* PROVIDED RECORDS *
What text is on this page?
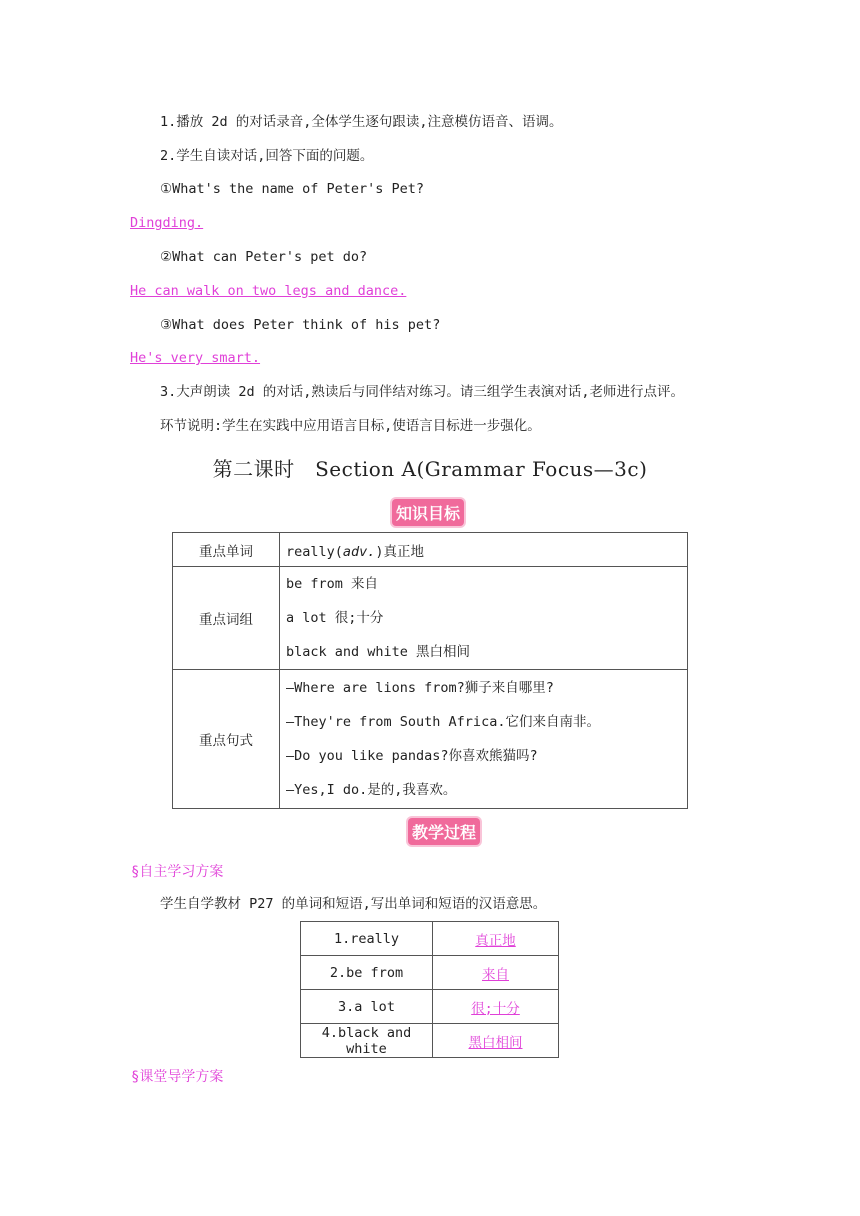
1.播放 2d 的对话录音,全体学生逐句跟读,注意模仿语音、语调。
2.学生自读对话,回答下面的问题。
①What's the name of Peter's Pet?
Dingding.
②What can Peter's pet do?
He can walk on two legs and dance.
③What does Peter think of his pet?
He's very smart.
3.大声朗读 2d 的对话,熟读后与同伴结对练习。请三组学生表演对话,老师进行点评。
环节说明:学生在实践中应用语言目标,使语言目标进一步强化。
第二课时　Section A(Grammar Focus—3c)
知识目标
重点单词	really(adv.)真正地
重点词组	be from 来自
a lot 很;十分
black and white 黑白相间

重点句式	—Where are lions from?狮子来自哪里?
—They're from South Africa.它们来自南非。
—Do you like pandas?你喜欢熊猫吗?
—Yes,I do.是的,我喜欢。
教学过程
§自主学习方案
学生自学教材 P27 的单词和短语,写出单词和短语的汉语意思。
1.really	真正地
2.be from	来自
3.a lot	很;十分
4.black and white	黑白相间
§课堂导学方案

* SHORT EXERCISE *
Every record above must be given again exactly; drop the pictures.

* RESULT OF THE TASK *
What text is on this page?
1.播放 2d 的对话录音,全体学生逐句跟读,注意模仿语音、语调。
2.学生自读对话,回答下面的问题。
①What's the name of Peter's Pet?
Dingding.
②What can Peter's pet do?
He can walk on two legs and dance.
③What does Peter think of his pet?
He's very smart.
3.大声朗读 2d 的对话,熟读后与同伴结对练习。请三组学生表演对话,老师进行点评。
环节说明:学生在实践中应用语言目标,使语言目标进一步强化。
第二课时　Section A(Grammar Focus—3c)
知识目标
重点单词	really(adv.)真正地
重点词组	be from 来自
a lot 很;十分
black and white 黑白相间

重点句式	—Where are lions from?狮子来自哪里?
—They're from South Africa.它们来自南非。
—Do you like pandas?你喜欢熊猫吗?
—Yes,I do.是的,我喜欢。
教学过程
§自主学习方案
学生自学教材 P27 的单词和短语,写出单词和短语的汉语意思。
1.really	真正地
2.be from	来自
3.a lot	很;十分
4.black and white	黑白相间
§课堂导学方案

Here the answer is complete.